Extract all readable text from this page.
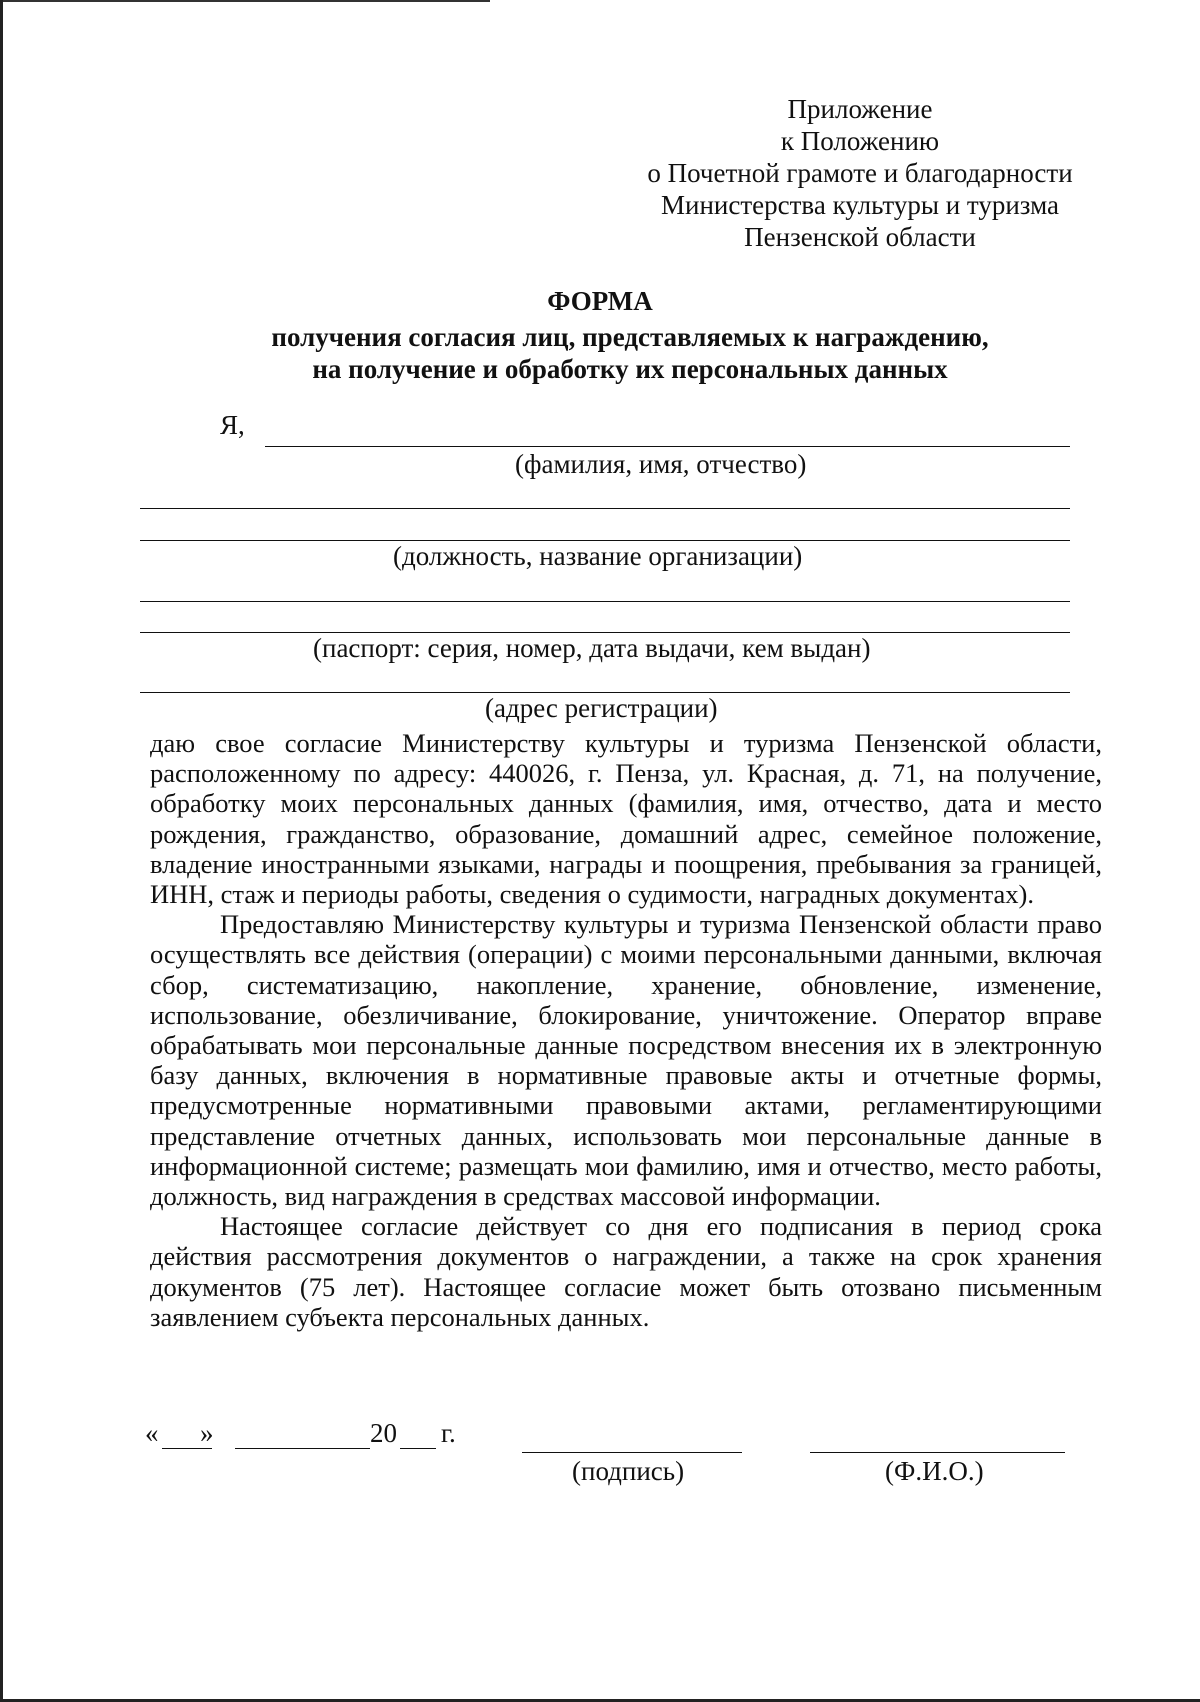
Приложение
к Положению
о Почетной грамоте и благодарности
Министерства культуры и туризма
Пензенской области
ФОРМА
получения согласия лиц, представляемых к награждению,
на получение и обработку их персональных данных
Я,
(фамилия, имя, отчество)
(должность, название организации)
(паспорт: серия, номер, дата выдачи, кем выдан)
(адрес регистрации)

даю свое согласие Министерству культуры и туризма Пензенской области, расположенному по адресу: 440026, г. Пенза, ул. Красная, д. 71, на получение, обработку моих персональных данных (фамилия, имя, отчество, дата и место рождения, гражданство, образование, домашний адрес, семейное положение, владение иностранными языками, награды и поощрения, пребывания за границей, ИНН, стаж и периоды работы, сведения о судимости, наградных документах).

Предоставляю Министерству культуры и туризма Пензенской области право осуществлять все действия (операции) с моими персональными данными, включая сбор, систематизацию, накопление, хранение, обновление, изменение, использование, обезличивание, блокирование, уничтожение. Оператор вправе обрабатывать мои персональные данные посредством внесения их в электронную базу данных, включения в нормативные правовые акты и отчетные формы, предусмотренные нормативными правовыми актами, регламентирующими представление отчетных данных, использовать мои персональные данные в информационной системе; размещать мои фамилию, имя и отчество, место работы, должность, вид награждения в средствах массовой информации.

Настоящее согласие действует со дня его подписания в период срока действия рассмотрения документов о награждении, а также на срок хранения документов (75 лет). Настоящее согласие может быть отозвано письменным заявлением субъекта персональных данных.

« »	20 г.
(подпись)	(Ф.И.О.)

> [Goal]
Using the records given above, list every line that includes the word "получение".

> [Written answer]
на получение и обработку их персональных данных
даю свое согласие Министерству культуры и туризма Пензенской области, расположенному по адресу: 440026, г. Пенза, ул. Красная, д. 71, на получение, обработку моих персональных данных (фамилия, имя, отчество, дата и место рождения, гражданство, образование, домашний адрес, семейное положение, владение иностранными языками, награды и поощрения, пребывания за границей, ИНН, стаж и периоды работы, сведения о судимости, наградных документах).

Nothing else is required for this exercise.